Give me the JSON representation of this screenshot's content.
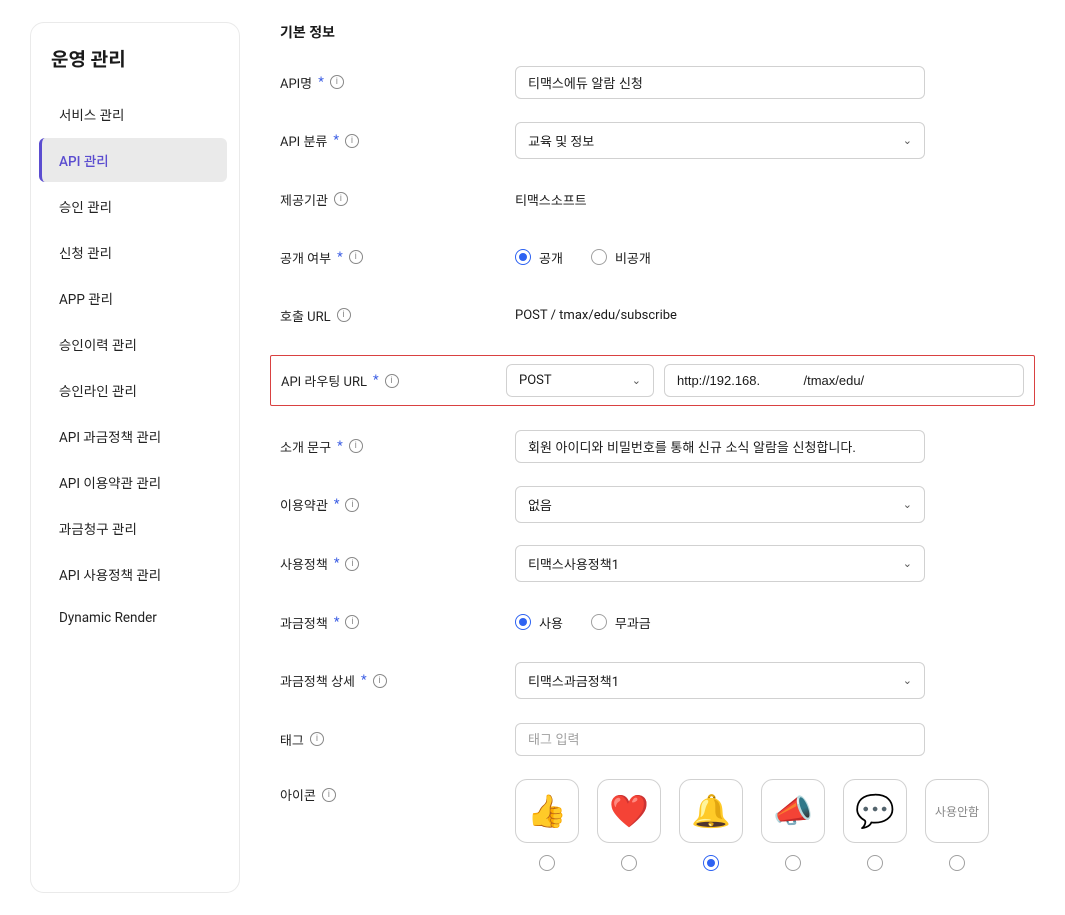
{
  "sidebar": {
    "title": "운영 관리",
    "items": [
      {
        "label": "서비스 관리"
      },
      {
        "label": "API 관리"
      },
      {
        "label": "승인 관리"
      },
      {
        "label": "신청 관리"
      },
      {
        "label": "APP 관리"
      },
      {
        "label": "승인이력 관리"
      },
      {
        "label": "승인라인 관리"
      },
      {
        "label": "API 과금정책 관리"
      },
      {
        "label": "API 이용약관 관리"
      },
      {
        "label": "과금청구 관리"
      },
      {
        "label": "API 사용정책 관리"
      },
      {
        "label": "Dynamic Render"
      }
    ]
  },
  "content": {
    "section_title": "기본 정보",
    "fields": {
      "api_name": {
        "label": "API명",
        "value": "티맥스에듀 알람 신청"
      },
      "api_category": {
        "label": "API 분류",
        "value": "교육 및 정보"
      },
      "provider": {
        "label": "제공기관",
        "value": "티맥스소프트"
      },
      "public": {
        "label": "공개 여부",
        "options": [
          "공개",
          "비공개"
        ],
        "selected": "공개"
      },
      "call_url": {
        "label": "호출 URL",
        "value": "POST / tmax/edu/subscribe"
      },
      "routing": {
        "label": "API 라우팅 URL",
        "method": "POST",
        "url": "http://192.168.            /tmax/edu/"
      },
      "intro": {
        "label": "소개 문구",
        "value": "회원 아이디와 비밀번호를 통해 신규 소식 알람을 신청합니다."
      },
      "terms": {
        "label": "이용약관",
        "value": "없음"
      },
      "usage_policy": {
        "label": "사용정책",
        "value": "티맥스사용정책1"
      },
      "billing": {
        "label": "과금정책",
        "options": [
          "사용",
          "무과금"
        ],
        "selected": "사용"
      },
      "billing_detail": {
        "label": "과금정책 상세",
        "value": "티맥스과금정책1"
      },
      "tag": {
        "label": "태그",
        "placeholder": "태그 입력"
      },
      "icon": {
        "label": "아이콘",
        "none_label": "사용안함"
      }
    }
  }
}
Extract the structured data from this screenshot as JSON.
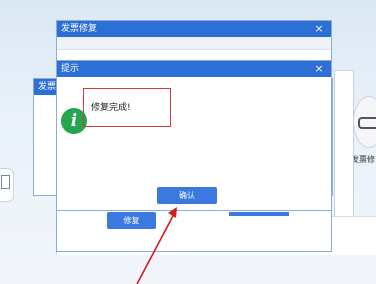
{
  "dialog_top": {
    "title": "发票修复",
    "close": "×"
  },
  "dialog_back": {
    "title": "发票修"
  },
  "dialog_bottom": {
    "button_label": "修复"
  },
  "right_app": {
    "label": "发票修"
  },
  "prompt": {
    "title": "提示",
    "close": "×",
    "message": "修复完成!",
    "info_glyph": "i",
    "ok_label": "确认"
  },
  "colors": {
    "titlebar": "#2d6fd6",
    "button": "#3b78e0",
    "highlight_box": "#d23b3b",
    "arrow": "#d21c1c",
    "info_icon": "#23a650"
  }
}
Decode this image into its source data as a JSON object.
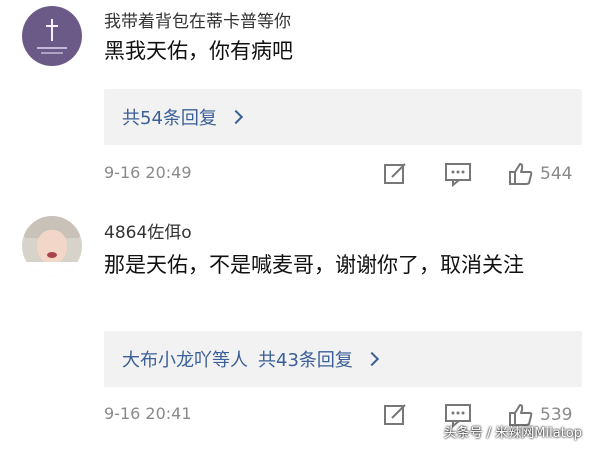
{
  "comments": [
    {
      "username": "我带着背包在蒂卡普等你",
      "text": "黑我天佑，你有病吧",
      "reply_prefix": "",
      "reply_summary": "共54条回复",
      "time": "9-16 20:49",
      "likes": "544"
    },
    {
      "username": "4864佐佴o",
      "text": "那是天佑，不是喊麦哥，谢谢你了，取消关注",
      "reply_prefix": "大布小龙吖等人",
      "reply_summary": "共43条回复",
      "time": "9-16 20:41",
      "likes": "539"
    }
  ],
  "watermark": "头条号 / 米辣网Milatop",
  "icons": {
    "edit": "edit-icon",
    "comment": "comment-icon",
    "like": "thumbs-up-icon",
    "chevron": "chevron-right-icon"
  },
  "colors": {
    "link": "#3b5f97",
    "muted": "#8a8a8a",
    "reply_bg": "#f2f2f2"
  }
}
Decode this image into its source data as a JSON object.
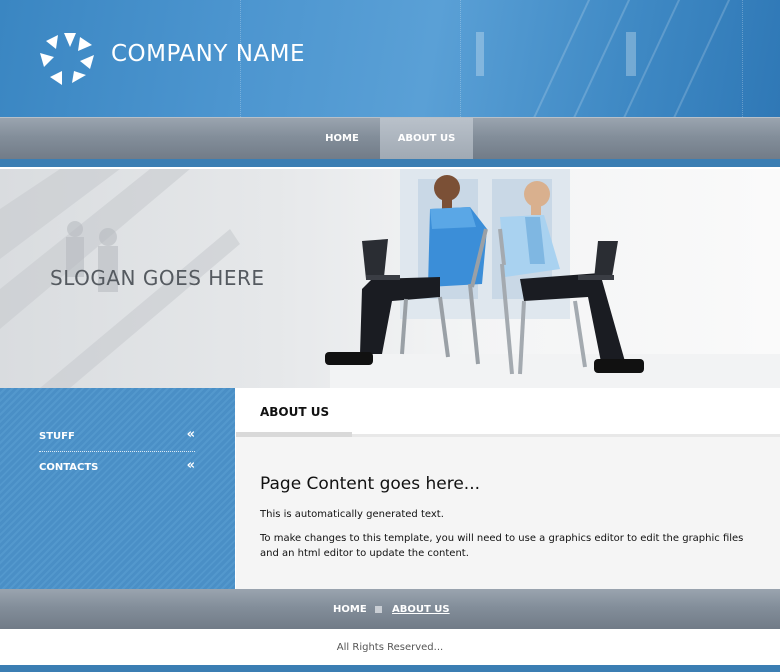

What you have to do » Return each line from the material above exactly, but not the pictures.

Solution to this problem »
Give me the JSON representation of this screenshot's content.
{
  "sidebar": {
    "title": "운영 관리",
    "items": [
      {
        "label": "서비스 관리"
      },
      {
        "label": "API 관리"
      },
      {
        "label": "승인 관리"
      },
      {
        "label": "신청 관리"
      },
      {
        "label": "APP 관리"
      },
      {
        "label": "승인이력 관리"
      },
      {
        "label": "승인라인 관리"
      },
      {
        "label": "API 과금정책 관리"
      },
      {
        "label": "API 이용약관 관리"
      },
      {
        "label": "과금청구 관리"
      },
      {
        "label": "API 사용정책 관리"
      },
      {
        "label": "Dynamic Render"
      }
    ]
  },
  "content": {
    "section_title": "기본 정보",
    "fields": {
      "api_name": {
        "label": "API명",
        "value": "티맥스에듀 알람 신청"
      },
      "api_category": {
        "label": "API 분류",
        "value": "교육 및 정보"
      },
      "provider": {
        "label": "제공기관",
        "value": "티맥스소프트"
      },
      "public": {
        "label": "공개 여부",
        "options": [
          "공개",
          "비공개"
        ],
        "selected": "공개"
      },
      "call_url": {
        "label": "호출 URL",
        "value": "POST / tmax/edu/subscribe"
      },
      "routing": {
        "label": "API 라우팅 URL",
        "method": "POST",
        "url": "http://192.168.            /tmax/edu/"
      },
      "intro": {
        "label": "소개 문구",
        "value": "회원 아이디와 비밀번호를 통해 신규 소식 알람을 신청합니다."
      },
      "terms": {
        "label": "이용약관",
        "value": "없음"
      },
      "usage_policy": {
        "label": "사용정책",
        "value": "티맥스사용정책1"
      },
      "billing": {
        "label": "과금정책",
        "options": [
          "사용",
          "무과금"
        ],
        "selected": "사용"
      },
      "billing_detail": {
        "label": "과금정책 상세",
        "value": "티맥스과금정책1"
      },
      "tag": {
        "label": "태그",
        "placeholder": "태그 입력"
      },
      "icon": {
        "label": "아이콘",
        "none_label": "사용안함"
      }
    }
  }
}
Extract the structured data from this screenshot as JSON.
{
  "dialog_top": {
    "title": "发票修复",
    "close": "×"
  },
  "dialog_back": {
    "title": "发票修"
  },
  "dialog_bottom": {
    "button_label": "修复"
  },
  "right_app": {
    "label": "发票修"
  },
  "prompt": {
    "title": "提示",
    "close": "×",
    "message": "修复完成!",
    "info_glyph": "i",
    "ok_label": "确认"
  },
  "colors": {
    "titlebar": "#2d6fd6",
    "button": "#3b78e0",
    "highlight_box": "#d23b3b",
    "arrow": "#d21c1c",
    "info_icon": "#23a650"
  }
}
Decode this image into its source data as a JSON object.
{
  "comments": [
    {
      "username": "我带着背包在蒂卡普等你",
      "text": "黑我天佑，你有病吧",
      "reply_prefix": "",
      "reply_summary": "共54条回复",
      "time": "9-16 20:49",
      "likes": "544"
    },
    {
      "username": "4864佐佴o",
      "text": "那是天佑，不是喊麦哥，谢谢你了，取消关注",
      "reply_prefix": "大布小龙吖等人",
      "reply_summary": "共43条回复",
      "time": "9-16 20:41",
      "likes": "539"
    }
  ],
  "watermark": "头条号 / 米辣网Milatop",
  "icons": {
    "edit": "edit-icon",
    "comment": "comment-icon",
    "like": "thumbs-up-icon",
    "chevron": "chevron-right-icon"
  },
  "colors": {
    "link": "#3b5f97",
    "muted": "#8a8a8a",
    "reply_bg": "#f2f2f2"
  }
}
Decode this image into its source data as a JSON object.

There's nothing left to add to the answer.